■ Entries:
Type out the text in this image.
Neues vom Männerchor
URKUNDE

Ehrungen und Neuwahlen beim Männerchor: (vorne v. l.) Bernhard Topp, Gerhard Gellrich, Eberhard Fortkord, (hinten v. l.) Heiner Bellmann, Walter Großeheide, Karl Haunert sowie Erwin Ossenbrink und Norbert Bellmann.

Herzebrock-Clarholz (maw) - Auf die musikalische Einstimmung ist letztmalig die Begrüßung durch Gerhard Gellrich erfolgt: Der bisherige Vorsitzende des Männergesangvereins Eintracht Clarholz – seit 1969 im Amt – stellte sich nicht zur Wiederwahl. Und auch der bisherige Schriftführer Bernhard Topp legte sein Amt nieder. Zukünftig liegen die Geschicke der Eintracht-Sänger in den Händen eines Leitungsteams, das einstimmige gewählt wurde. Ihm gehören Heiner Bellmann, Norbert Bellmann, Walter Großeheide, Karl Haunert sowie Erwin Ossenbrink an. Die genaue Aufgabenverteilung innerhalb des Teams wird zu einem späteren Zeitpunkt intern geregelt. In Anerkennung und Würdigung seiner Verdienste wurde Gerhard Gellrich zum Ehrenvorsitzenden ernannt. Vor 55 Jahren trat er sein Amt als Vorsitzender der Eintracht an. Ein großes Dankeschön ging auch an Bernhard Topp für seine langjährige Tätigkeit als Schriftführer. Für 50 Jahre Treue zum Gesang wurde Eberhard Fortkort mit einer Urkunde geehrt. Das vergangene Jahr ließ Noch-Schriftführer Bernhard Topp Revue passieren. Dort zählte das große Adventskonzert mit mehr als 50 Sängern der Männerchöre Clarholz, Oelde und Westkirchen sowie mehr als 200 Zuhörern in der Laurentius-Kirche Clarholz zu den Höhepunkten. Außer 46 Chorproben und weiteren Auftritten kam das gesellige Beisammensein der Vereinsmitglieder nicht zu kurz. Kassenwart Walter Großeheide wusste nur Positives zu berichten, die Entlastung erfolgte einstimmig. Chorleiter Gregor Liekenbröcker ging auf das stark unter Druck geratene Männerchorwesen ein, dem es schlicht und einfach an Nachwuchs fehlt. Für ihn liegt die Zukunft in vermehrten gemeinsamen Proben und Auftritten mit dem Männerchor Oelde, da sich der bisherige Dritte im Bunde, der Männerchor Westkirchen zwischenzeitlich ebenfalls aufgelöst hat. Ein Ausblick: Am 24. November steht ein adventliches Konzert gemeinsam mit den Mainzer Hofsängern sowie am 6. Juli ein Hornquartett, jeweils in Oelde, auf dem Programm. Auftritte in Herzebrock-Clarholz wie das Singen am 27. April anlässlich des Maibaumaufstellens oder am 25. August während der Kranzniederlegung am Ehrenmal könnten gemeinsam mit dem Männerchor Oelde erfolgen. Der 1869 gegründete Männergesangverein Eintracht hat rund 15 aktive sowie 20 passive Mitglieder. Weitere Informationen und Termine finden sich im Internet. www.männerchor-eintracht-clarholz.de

■ Work required: Please restate the whole listing word for word.

■ Exercise answer:
Type out the text in this image.
Neues vom Männerchor
URKUNDE

Ehrungen und Neuwahlen beim Männerchor: (vorne v. l.) Bernhard Topp, Gerhard Gellrich, Eberhard Fortkord, (hinten v. l.) Heiner Bellmann, Walter Großeheide, Karl Haunert sowie Erwin Ossenbrink und Norbert Bellmann.

Herzebrock-Clarholz (maw) - Auf die musikalische Einstimmung ist letztmalig die Begrüßung durch Gerhard Gellrich erfolgt: Der bisherige Vorsitzende des Männergesangvereins Eintracht Clarholz – seit 1969 im Amt – stellte sich nicht zur Wiederwahl. Und auch der bisherige Schriftführer Bernhard Topp legte sein Amt nieder. Zukünftig liegen die Geschicke der Eintracht-Sänger in den Händen eines Leitungsteams, das einstimmige gewählt wurde. Ihm gehören Heiner Bellmann, Norbert Bellmann, Walter Großeheide, Karl Haunert sowie Erwin Ossenbrink an. Die genaue Aufgabenverteilung innerhalb des Teams wird zu einem späteren Zeitpunkt intern geregelt. In Anerkennung und Würdigung seiner Verdienste wurde Gerhard Gellrich zum Ehrenvorsitzenden ernannt. Vor 55 Jahren trat er sein Amt als Vorsitzender der Eintracht an. Ein großes Dankeschön ging auch an Bernhard Topp für seine langjährige Tätigkeit als Schriftführer. Für 50 Jahre Treue zum Gesang wurde Eberhard Fortkort mit einer Urkunde geehrt. Das vergangene Jahr ließ Noch-Schriftführer Bernhard Topp Revue passieren. Dort zählte das große Adventskonzert mit mehr als 50 Sängern der Männerchöre Clarholz, Oelde und Westkirchen sowie mehr als 200 Zuhörern in der Laurentius-Kirche Clarholz zu den Höhepunkten. Außer 46 Chorproben und weiteren Auftritten kam das gesellige Beisammensein der Vereinsmitglieder nicht zu kurz. Kassenwart Walter Großeheide wusste nur Positives zu berichten, die Entlastung erfolgte einstimmig. Chorleiter Gregor Liekenbröcker ging auf das stark unter Druck geratene Männerchorwesen ein, dem es schlicht und einfach an Nachwuchs fehlt. Für ihn liegt die Zukunft in vermehrten gemeinsamen Proben und Auftritten mit dem Männerchor Oelde, da sich der bisherige Dritte im Bunde, der Männerchor Westkirchen zwischenzeitlich ebenfalls aufgelöst hat. Ein Ausblick: Am 24. November steht ein adventliches Konzert gemeinsam mit den Mainzer Hofsängern sowie am 6. Juli ein Hornquartett, jeweils in Oelde, auf dem Programm. Auftritte in Herzebrock-Clarholz wie das Singen am 27. April anlässlich des Maibaumaufstellens oder am 25. August während der Kranzniederlegung am Ehrenmal könnten gemeinsam mit dem Männerchor Oelde erfolgen. Der 1869 gegründete Männergesangverein Eintracht hat rund 15 aktive sowie 20 passive Mitglieder. Weitere Informationen und Termine finden sich im Internet. www.männerchor-eintracht-clarholz.de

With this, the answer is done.